- _What to produce_: Output every record below exactly as it appears.

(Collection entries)
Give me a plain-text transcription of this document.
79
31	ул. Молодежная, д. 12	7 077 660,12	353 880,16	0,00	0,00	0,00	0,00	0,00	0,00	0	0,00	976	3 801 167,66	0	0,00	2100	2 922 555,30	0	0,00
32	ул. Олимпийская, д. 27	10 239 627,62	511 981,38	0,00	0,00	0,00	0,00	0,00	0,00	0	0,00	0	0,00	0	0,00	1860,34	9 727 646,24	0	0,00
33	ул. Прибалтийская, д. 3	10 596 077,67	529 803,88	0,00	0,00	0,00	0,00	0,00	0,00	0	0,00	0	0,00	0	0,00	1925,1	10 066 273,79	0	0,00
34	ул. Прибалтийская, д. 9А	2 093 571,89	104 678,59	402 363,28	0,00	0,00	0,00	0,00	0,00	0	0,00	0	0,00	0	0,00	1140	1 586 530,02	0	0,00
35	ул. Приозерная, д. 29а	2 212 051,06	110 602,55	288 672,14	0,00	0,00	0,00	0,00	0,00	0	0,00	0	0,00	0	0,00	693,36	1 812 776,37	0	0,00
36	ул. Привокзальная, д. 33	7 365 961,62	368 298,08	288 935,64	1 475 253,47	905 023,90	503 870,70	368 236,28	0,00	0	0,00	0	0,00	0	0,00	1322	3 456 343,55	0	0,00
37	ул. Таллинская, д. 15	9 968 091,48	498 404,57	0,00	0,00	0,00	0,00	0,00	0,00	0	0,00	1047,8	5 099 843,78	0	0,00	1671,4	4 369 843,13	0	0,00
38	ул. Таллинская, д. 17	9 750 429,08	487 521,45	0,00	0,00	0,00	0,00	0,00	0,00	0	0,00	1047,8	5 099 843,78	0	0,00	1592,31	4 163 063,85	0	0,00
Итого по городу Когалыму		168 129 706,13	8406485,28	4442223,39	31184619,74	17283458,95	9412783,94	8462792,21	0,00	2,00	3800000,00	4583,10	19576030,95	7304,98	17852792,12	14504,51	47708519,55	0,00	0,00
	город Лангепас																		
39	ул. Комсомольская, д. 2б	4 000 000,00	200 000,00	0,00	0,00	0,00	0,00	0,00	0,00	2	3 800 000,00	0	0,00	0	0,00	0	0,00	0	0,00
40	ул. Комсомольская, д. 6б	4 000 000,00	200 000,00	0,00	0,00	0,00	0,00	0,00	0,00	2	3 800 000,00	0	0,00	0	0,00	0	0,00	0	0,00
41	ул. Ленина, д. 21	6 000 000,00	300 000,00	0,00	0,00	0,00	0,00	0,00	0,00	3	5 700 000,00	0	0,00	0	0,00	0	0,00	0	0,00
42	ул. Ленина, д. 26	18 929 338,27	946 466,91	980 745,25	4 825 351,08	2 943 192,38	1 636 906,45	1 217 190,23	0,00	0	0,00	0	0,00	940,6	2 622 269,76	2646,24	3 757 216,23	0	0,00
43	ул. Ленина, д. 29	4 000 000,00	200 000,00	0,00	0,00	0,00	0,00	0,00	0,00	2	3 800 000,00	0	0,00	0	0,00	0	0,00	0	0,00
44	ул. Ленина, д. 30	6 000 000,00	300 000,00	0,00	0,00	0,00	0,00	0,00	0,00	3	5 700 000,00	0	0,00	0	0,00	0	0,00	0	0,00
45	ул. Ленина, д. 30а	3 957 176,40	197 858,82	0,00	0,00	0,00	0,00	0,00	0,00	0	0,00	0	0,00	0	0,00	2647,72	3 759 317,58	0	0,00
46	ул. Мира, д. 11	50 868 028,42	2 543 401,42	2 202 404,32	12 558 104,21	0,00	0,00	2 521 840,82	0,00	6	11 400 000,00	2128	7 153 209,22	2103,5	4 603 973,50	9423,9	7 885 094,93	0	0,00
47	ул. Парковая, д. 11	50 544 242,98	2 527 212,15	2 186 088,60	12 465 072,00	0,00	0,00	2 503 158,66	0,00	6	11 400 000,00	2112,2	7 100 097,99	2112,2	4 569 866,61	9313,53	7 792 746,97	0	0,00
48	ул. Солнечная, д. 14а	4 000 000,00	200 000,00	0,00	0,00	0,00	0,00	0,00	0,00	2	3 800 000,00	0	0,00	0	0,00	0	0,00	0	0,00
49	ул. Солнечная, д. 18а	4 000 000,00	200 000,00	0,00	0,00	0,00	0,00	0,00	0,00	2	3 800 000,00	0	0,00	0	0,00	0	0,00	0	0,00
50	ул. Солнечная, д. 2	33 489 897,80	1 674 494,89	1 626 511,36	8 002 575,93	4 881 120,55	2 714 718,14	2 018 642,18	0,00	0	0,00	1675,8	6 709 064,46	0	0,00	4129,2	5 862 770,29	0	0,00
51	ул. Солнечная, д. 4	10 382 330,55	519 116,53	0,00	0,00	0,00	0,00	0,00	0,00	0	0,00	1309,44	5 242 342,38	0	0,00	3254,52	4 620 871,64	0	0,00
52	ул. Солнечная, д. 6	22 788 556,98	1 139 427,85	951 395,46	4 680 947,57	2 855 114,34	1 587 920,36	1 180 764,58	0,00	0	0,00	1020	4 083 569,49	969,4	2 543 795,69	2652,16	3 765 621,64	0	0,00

- _Worked answer_:
Give me a plain-text transcription of this document.
79
31	ул. Молодежная, д. 12	7 077 660,12	353 880,16	0,00	0,00	0,00	0,00	0,00	0,00	0	0,00	976	3 801 167,66	0	0,00	2100	2 922 555,30	0	0,00
32	ул. Олимпийская, д. 27	10 239 627,62	511 981,38	0,00	0,00	0,00	0,00	0,00	0,00	0	0,00	0	0,00	0	0,00	1860,34	9 727 646,24	0	0,00
33	ул. Прибалтийская, д. 3	10 596 077,67	529 803,88	0,00	0,00	0,00	0,00	0,00	0,00	0	0,00	0	0,00	0	0,00	1925,1	10 066 273,79	0	0,00
34	ул. Прибалтийская, д. 9А	2 093 571,89	104 678,59	402 363,28	0,00	0,00	0,00	0,00	0,00	0	0,00	0	0,00	0	0,00	1140	1 586 530,02	0	0,00
35	ул. Приозерная, д. 29а	2 212 051,06	110 602,55	288 672,14	0,00	0,00	0,00	0,00	0,00	0	0,00	0	0,00	0	0,00	693,36	1 812 776,37	0	0,00
36	ул. Привокзальная, д. 33	7 365 961,62	368 298,08	288 935,64	1 475 253,47	905 023,90	503 870,70	368 236,28	0,00	0	0,00	0	0,00	0	0,00	1322	3 456 343,55	0	0,00
37	ул. Таллинская, д. 15	9 968 091,48	498 404,57	0,00	0,00	0,00	0,00	0,00	0,00	0	0,00	1047,8	5 099 843,78	0	0,00	1671,4	4 369 843,13	0	0,00
38	ул. Таллинская, д. 17	9 750 429,08	487 521,45	0,00	0,00	0,00	0,00	0,00	0,00	0	0,00	1047,8	5 099 843,78	0	0,00	1592,31	4 163 063,85	0	0,00
Итого по городу Когалыму		168 129 706,13	8406485,28	4442223,39	31184619,74	17283458,95	9412783,94	8462792,21	0,00	2,00	3800000,00	4583,10	19576030,95	7304,98	17852792,12	14504,51	47708519,55	0,00	0,00
	город Лангепас																		
39	ул. Комсомольская, д. 2б	4 000 000,00	200 000,00	0,00	0,00	0,00	0,00	0,00	0,00	2	3 800 000,00	0	0,00	0	0,00	0	0,00	0	0,00
40	ул. Комсомольская, д. 6б	4 000 000,00	200 000,00	0,00	0,00	0,00	0,00	0,00	0,00	2	3 800 000,00	0	0,00	0	0,00	0	0,00	0	0,00
41	ул. Ленина, д. 21	6 000 000,00	300 000,00	0,00	0,00	0,00	0,00	0,00	0,00	3	5 700 000,00	0	0,00	0	0,00	0	0,00	0	0,00
42	ул. Ленина, д. 26	18 929 338,27	946 466,91	980 745,25	4 825 351,08	2 943 192,38	1 636 906,45	1 217 190,23	0,00	0	0,00	0	0,00	940,6	2 622 269,76	2646,24	3 757 216,23	0	0,00
43	ул. Ленина, д. 29	4 000 000,00	200 000,00	0,00	0,00	0,00	0,00	0,00	0,00	2	3 800 000,00	0	0,00	0	0,00	0	0,00	0	0,00
44	ул. Ленина, д. 30	6 000 000,00	300 000,00	0,00	0,00	0,00	0,00	0,00	0,00	3	5 700 000,00	0	0,00	0	0,00	0	0,00	0	0,00
45	ул. Ленина, д. 30а	3 957 176,40	197 858,82	0,00	0,00	0,00	0,00	0,00	0,00	0	0,00	0	0,00	0	0,00	2647,72	3 759 317,58	0	0,00
46	ул. Мира, д. 11	50 868 028,42	2 543 401,42	2 202 404,32	12 558 104,21	0,00	0,00	2 521 840,82	0,00	6	11 400 000,00	2128	7 153 209,22	2103,5	4 603 973,50	9423,9	7 885 094,93	0	0,00
47	ул. Парковая, д. 11	50 544 242,98	2 527 212,15	2 186 088,60	12 465 072,00	0,00	0,00	2 503 158,66	0,00	6	11 400 000,00	2112,2	7 100 097,99	2112,2	4 569 866,61	9313,53	7 792 746,97	0	0,00
48	ул. Солнечная, д. 14а	4 000 000,00	200 000,00	0,00	0,00	0,00	0,00	0,00	0,00	2	3 800 000,00	0	0,00	0	0,00	0	0,00	0	0,00
49	ул. Солнечная, д. 18а	4 000 000,00	200 000,00	0,00	0,00	0,00	0,00	0,00	0,00	2	3 800 000,00	0	0,00	0	0,00	0	0,00	0	0,00
50	ул. Солнечная, д. 2	33 489 897,80	1 674 494,89	1 626 511,36	8 002 575,93	4 881 120,55	2 714 718,14	2 018 642,18	0,00	0	0,00	1675,8	6 709 064,46	0	0,00	4129,2	5 862 770,29	0	0,00
51	ул. Солнечная, д. 4	10 382 330,55	519 116,53	0,00	0,00	0,00	0,00	0,00	0,00	0	0,00	1309,44	5 242 342,38	0	0,00	3254,52	4 620 871,64	0	0,00
52	ул. Солнечная, д. 6	22 788 556,98	1 139 427,85	951 395,46	4 680 947,57	2 855 114,34	1 587 920,36	1 180 764,58	0,00	0	0,00	1020	4 083 569,49	969,4	2 543 795,69	2652,16	3 765 621,64	0	0,00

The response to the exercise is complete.